* Your task
Rewrite everything from the start of the entries down to the line containing "- start-date-input[interactable]: [67, 229, 255, 258]", changing "Statement Date Range" to "Reporting Period" and leaving the rest unchanged.

* Record list
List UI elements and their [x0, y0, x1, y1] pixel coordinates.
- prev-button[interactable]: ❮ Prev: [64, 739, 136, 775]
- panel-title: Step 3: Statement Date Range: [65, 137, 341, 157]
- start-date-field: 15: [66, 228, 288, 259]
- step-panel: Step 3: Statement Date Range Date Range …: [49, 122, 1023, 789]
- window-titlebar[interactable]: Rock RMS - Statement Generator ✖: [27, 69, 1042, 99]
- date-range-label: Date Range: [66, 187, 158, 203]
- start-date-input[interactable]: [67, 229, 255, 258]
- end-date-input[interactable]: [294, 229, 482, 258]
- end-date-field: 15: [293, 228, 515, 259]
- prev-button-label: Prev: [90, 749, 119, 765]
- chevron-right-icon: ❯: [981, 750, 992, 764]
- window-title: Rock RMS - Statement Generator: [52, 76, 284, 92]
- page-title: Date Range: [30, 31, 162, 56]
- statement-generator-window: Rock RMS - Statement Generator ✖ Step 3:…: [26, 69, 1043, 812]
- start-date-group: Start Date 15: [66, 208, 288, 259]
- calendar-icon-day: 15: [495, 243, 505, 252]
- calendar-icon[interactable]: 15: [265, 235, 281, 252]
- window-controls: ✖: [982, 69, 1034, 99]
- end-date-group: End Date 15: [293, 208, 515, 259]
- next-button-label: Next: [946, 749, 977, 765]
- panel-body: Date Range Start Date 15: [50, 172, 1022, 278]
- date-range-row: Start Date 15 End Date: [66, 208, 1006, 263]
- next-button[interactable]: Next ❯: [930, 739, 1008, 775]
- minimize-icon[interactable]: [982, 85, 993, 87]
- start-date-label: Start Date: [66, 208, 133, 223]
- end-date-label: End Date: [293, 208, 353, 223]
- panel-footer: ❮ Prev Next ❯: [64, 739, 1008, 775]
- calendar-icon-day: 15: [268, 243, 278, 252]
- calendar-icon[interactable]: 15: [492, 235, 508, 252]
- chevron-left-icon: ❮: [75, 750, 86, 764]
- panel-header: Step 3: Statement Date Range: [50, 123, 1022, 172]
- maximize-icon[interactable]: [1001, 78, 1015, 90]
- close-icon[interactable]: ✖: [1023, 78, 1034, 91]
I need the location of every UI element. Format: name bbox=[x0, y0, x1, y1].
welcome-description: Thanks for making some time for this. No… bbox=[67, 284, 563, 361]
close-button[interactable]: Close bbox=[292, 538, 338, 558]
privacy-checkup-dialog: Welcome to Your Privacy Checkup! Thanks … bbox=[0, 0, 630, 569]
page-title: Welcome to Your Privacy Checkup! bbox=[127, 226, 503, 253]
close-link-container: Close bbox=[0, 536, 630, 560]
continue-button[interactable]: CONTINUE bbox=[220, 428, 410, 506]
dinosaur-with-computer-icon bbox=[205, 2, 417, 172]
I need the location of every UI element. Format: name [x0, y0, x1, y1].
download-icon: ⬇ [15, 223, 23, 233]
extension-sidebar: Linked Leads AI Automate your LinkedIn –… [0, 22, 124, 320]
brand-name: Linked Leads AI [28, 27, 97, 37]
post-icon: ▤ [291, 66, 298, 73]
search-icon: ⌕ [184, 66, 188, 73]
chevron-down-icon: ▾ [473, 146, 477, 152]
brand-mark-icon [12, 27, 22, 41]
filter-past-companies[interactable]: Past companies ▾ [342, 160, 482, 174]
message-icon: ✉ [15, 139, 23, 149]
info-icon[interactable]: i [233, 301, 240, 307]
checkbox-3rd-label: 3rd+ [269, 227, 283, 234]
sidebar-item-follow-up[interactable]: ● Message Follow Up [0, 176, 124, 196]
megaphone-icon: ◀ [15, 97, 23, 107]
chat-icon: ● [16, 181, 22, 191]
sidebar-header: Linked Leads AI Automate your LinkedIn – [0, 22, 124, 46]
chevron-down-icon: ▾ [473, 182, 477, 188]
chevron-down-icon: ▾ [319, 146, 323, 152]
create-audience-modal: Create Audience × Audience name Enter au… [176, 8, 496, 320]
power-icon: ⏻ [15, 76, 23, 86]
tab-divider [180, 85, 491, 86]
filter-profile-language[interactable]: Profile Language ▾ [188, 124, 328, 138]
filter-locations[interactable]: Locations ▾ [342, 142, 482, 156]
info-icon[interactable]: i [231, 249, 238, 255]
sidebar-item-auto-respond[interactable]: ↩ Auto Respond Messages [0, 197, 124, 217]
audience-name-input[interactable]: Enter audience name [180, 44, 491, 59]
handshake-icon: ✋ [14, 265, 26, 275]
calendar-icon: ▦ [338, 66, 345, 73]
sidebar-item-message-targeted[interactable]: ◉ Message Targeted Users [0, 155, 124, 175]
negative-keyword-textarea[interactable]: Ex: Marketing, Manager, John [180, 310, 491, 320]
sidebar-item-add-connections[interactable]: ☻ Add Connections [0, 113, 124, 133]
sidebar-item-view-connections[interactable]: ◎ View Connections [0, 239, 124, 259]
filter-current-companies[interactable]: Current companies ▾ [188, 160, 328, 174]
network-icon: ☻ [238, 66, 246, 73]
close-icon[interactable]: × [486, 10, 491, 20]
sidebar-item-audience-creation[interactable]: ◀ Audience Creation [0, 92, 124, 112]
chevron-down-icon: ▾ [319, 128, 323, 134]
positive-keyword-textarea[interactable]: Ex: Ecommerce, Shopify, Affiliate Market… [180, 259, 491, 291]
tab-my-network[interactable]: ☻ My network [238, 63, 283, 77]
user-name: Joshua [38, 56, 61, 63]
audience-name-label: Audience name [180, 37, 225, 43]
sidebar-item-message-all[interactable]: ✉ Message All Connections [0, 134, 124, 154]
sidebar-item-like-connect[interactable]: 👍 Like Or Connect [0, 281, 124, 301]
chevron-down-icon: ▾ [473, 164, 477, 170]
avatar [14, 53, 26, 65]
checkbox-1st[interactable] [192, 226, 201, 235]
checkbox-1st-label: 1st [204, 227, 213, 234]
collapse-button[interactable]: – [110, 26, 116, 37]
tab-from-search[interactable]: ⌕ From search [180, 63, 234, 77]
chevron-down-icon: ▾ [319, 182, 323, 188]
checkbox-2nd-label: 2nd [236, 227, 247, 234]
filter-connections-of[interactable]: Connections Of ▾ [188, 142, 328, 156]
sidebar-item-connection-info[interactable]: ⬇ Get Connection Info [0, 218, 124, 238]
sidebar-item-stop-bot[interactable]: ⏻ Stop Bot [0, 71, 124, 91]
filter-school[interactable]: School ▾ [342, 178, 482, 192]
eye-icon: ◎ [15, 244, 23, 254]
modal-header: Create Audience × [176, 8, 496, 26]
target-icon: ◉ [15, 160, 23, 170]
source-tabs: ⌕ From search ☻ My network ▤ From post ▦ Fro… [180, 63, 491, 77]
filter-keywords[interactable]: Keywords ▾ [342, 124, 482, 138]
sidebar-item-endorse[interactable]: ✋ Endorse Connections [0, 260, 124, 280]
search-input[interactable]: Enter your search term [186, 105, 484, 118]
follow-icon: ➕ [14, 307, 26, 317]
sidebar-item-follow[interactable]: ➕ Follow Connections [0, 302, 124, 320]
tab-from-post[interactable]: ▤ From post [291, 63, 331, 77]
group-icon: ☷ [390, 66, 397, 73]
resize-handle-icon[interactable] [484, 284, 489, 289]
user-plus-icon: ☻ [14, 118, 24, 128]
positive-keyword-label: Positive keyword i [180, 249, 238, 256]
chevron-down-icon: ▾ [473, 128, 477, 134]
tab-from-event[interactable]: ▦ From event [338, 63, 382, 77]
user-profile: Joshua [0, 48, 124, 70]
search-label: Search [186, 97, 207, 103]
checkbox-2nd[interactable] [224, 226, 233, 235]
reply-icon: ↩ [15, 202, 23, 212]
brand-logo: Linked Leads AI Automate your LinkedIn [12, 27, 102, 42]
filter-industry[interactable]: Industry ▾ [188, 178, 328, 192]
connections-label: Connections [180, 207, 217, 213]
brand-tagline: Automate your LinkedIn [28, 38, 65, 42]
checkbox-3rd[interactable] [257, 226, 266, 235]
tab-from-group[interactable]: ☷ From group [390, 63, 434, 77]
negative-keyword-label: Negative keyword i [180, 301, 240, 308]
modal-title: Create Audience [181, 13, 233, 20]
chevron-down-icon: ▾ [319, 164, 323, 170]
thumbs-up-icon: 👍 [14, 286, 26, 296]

* Solved exercise
List UI elements and their [x0, y0, x1, y1] pixel coordinates.
- prev-button[interactable]: ❮ Prev: [64, 739, 136, 775]
- panel-title: Step 3: Reporting Period: [65, 137, 341, 157]
- start-date-field: 15: [66, 228, 288, 259]
- step-panel: Step 3: Reporting Period Date Range …: [49, 122, 1023, 789]
- window-titlebar[interactable]: Rock RMS - Statement Generator ✖: [27, 69, 1042, 99]
- date-range-label: Date Range: [66, 187, 158, 203]
- start-date-input[interactable]: [67, 229, 255, 258]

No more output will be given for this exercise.